• [The problem]: Print every entry exactly as written.
________
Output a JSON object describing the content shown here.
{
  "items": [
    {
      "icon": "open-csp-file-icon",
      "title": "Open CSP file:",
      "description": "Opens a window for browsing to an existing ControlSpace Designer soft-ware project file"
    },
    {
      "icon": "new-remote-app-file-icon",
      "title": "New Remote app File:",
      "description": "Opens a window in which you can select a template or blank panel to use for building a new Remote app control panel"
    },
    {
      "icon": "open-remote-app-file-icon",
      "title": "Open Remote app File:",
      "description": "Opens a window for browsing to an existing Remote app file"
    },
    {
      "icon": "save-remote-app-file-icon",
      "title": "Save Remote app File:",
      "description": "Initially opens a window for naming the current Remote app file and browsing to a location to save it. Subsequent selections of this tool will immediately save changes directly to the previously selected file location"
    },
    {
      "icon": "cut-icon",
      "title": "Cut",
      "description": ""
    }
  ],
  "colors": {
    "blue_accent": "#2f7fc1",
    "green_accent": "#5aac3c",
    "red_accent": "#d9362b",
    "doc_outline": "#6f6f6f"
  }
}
________
• [Solution to the problem]:
Output a JSON object describing the content shown here.
{
  "items": [
    {
      "icon": "open-csp-file-icon",
      "title": "Open CSP file:",
      "description": "Opens a window for browsing to an existing ControlSpace Designer soft-ware project file"
    },
    {
      "icon": "new-remote-app-file-icon",
      "title": "New Remote app File:",
      "description": "Opens a window in which you can select a template or blank panel to use for building a new Remote app control panel"
    },
    {
      "icon": "open-remote-app-file-icon",
      "title": "Open Remote app File:",
      "description": "Opens a window for browsing to an existing Remote app file"
    },
    {
      "icon": "save-remote-app-file-icon",
      "title": "Save Remote app File:",
      "description": "Initially opens a window for naming the current Remote app file and browsing to a location to save it. Subsequent selections of this tool will immediately save changes directly to the previously selected file location"
    },
    {
      "icon": "cut-icon",
      "title": "Cut",
      "description": ""
    }
  ],
  "colors": {
    "blue_accent": "#2f7fc1",
    "green_accent": "#5aac3c",
    "red_accent": "#d9362b",
    "doc_outline": "#6f6f6f"
  }
}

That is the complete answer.